▶ _Task to carry out_
Restate the records below word for word, and omit the images they hold.

▶ _The input_

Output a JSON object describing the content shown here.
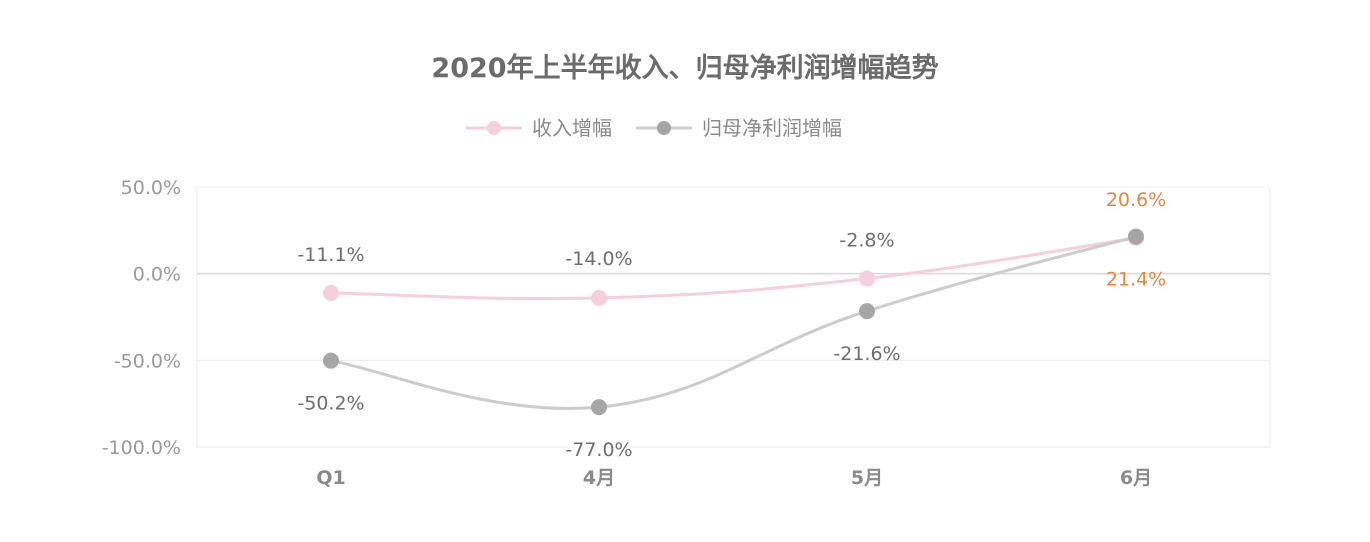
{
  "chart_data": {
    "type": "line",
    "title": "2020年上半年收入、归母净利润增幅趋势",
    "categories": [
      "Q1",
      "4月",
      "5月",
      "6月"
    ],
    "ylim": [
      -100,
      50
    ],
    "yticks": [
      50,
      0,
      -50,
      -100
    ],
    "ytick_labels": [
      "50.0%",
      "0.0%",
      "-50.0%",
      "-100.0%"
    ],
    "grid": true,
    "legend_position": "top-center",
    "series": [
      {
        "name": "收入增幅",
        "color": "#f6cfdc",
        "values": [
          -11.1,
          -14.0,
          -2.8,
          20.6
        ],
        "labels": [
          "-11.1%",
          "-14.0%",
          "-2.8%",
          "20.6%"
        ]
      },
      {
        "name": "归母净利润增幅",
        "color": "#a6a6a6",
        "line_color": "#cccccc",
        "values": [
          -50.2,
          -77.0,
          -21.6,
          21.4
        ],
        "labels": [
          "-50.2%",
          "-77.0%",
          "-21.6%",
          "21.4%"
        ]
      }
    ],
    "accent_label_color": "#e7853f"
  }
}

▶ _Solution to the exercise_
Output a JSON object describing the content shown here.
{
  "chart_data": {
    "type": "line",
    "title": "2020年上半年收入、归母净利润增幅趋势",
    "categories": [
      "Q1",
      "4月",
      "5月",
      "6月"
    ],
    "ylim": [
      -100,
      50
    ],
    "yticks": [
      50,
      0,
      -50,
      -100
    ],
    "ytick_labels": [
      "50.0%",
      "0.0%",
      "-50.0%",
      "-100.0%"
    ],
    "grid": true,
    "legend_position": "top-center",
    "series": [
      {
        "name": "收入增幅",
        "color": "#f6cfdc",
        "values": [
          -11.1,
          -14.0,
          -2.8,
          20.6
        ],
        "labels": [
          "-11.1%",
          "-14.0%",
          "-2.8%",
          "20.6%"
        ]
      },
      {
        "name": "归母净利润增幅",
        "color": "#a6a6a6",
        "line_color": "#cccccc",
        "values": [
          -50.2,
          -77.0,
          -21.6,
          21.4
        ],
        "labels": [
          "-50.2%",
          "-77.0%",
          "-21.6%",
          "21.4%"
        ]
      }
    ],
    "accent_label_color": "#e7853f"
  }
}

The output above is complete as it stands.